Copy every line in which the string "point" occurs.

* INFORMATION PROVIDED:
*****

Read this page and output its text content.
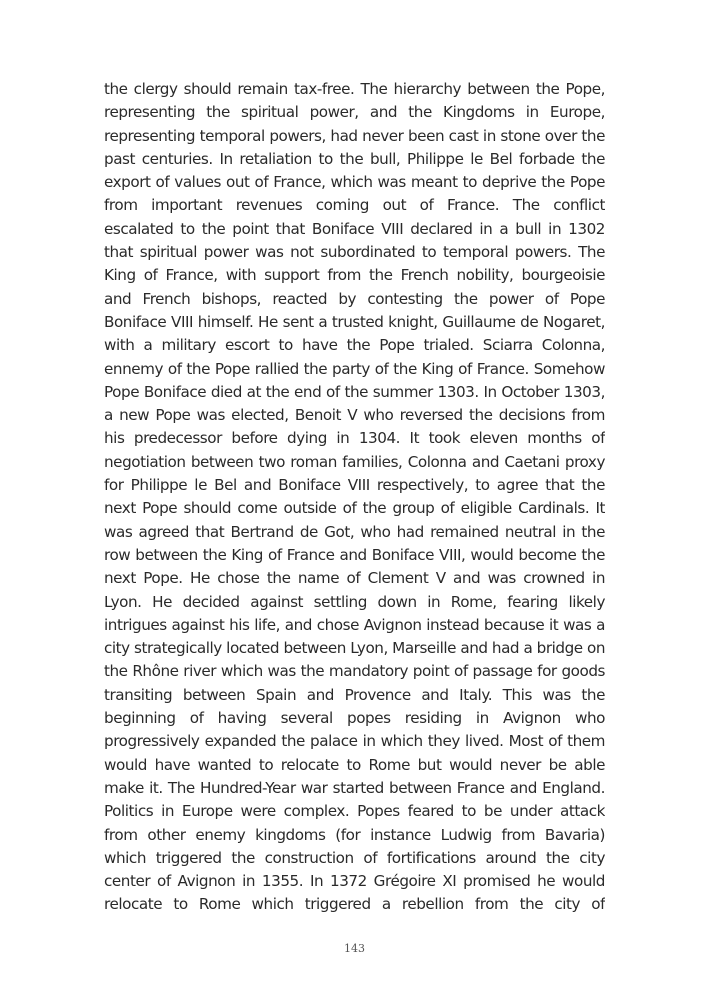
the clergy should remain tax-free. The hierarchy between the Pope,
representing the spiritual power, and the Kingdoms in Europe,
representing temporal powers, had never been cast in stone over the
past centuries. In retaliation to the bull, Philippe le Bel forbade the
export of values out of France, which was meant to deprive the Pope
from important revenues coming out of France. The conflict
escalated to the point that Boniface VIII declared in a bull in 1302
that spiritual power was not subordinated to temporal powers. The
King of France, with support from the French nobility, bourgeoisie
and French bishops, reacted by contesting the power of Pope
Boniface VIII himself. He sent a trusted knight, Guillaume de Nogaret,
with a military escort to have the Pope trialed. Sciarra Colonna,
ennemy of the Pope rallied the party of the King of France. Somehow
Pope Boniface died at the end of the summer 1303. In October 1303,
a new Pope was elected, Benoit V who reversed the decisions from
his predecessor before dying in 1304. It took eleven months of
negotiation between two roman families, Colonna and Caetani proxy
for Philippe le Bel and Boniface VIII respectively, to agree that the
next Pope should come outside of the group of eligible Cardinals. It
was agreed that Bertrand de Got, who had remained neutral in the
row between the King of France and Boniface VIII, would become the
next Pope. He chose the name of Clement V and was crowned in
Lyon. He decided against settling down in Rome, fearing likely
intrigues against his life, and chose Avignon instead because it was a
city strategically located between Lyon, Marseille and had a bridge on
the Rhône river which was the mandatory point of passage for goods
transiting between Spain and Provence and Italy. This was the
beginning of having several popes residing in Avignon who
progressively expanded the palace in which they lived. Most of them
would have wanted to relocate to Rome but would never be able
make it. The Hundred-Year war started between France and England.
Politics in Europe were complex. Popes feared to be under attack
from other enemy kingdoms (for instance Ludwig from Bavaria)
which triggered the construction of fortifications around the city
center of Avignon in 1355. In 1372 Grégoire XI promised he would
relocate to Rome which triggered a rebellion from the city of
143
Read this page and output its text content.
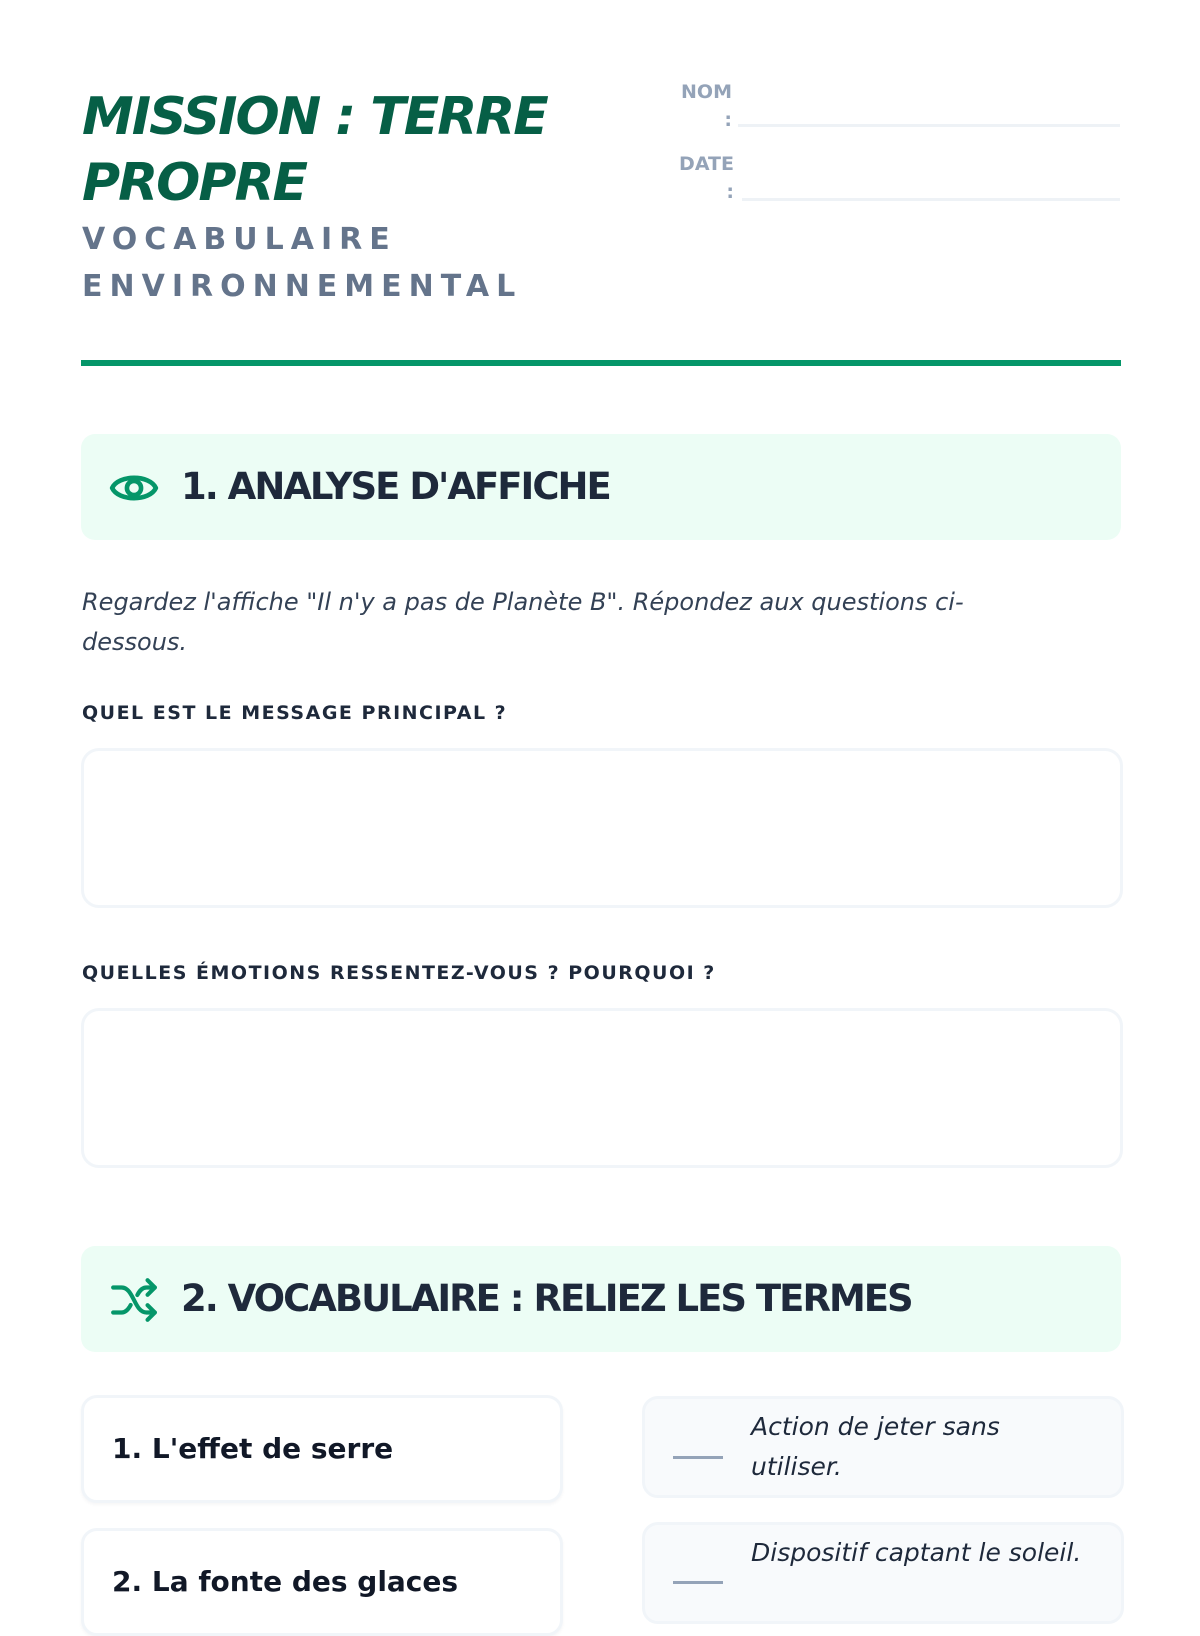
MISSION : TERRE PROPRE
VOCABULAIRE ENVIRONNEMENTAL
NOM :
DATE :
1. ANALYSE D'AFFICHE

Regardez l'affiche "Il n'y a pas de Planète B". Répondez aux questions ci-dessous.

QUEL EST LE MESSAGE PRINCIPAL ?
QUELLES ÉMOTIONS RESSENTEZ-VOUS ? POURQUOI ?
2. VOCABULAIRE : RELIEZ LES TERMES
1. L'effet de serre
2. La fonte des glaces

Action de jeter sans utiliser.

Dispositif captant le soleil.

*****

* THE RESULT:
escalated to the point that Boniface VIII declared in a bull in 1302
the Rhône river which was the mandatory point of passage for goods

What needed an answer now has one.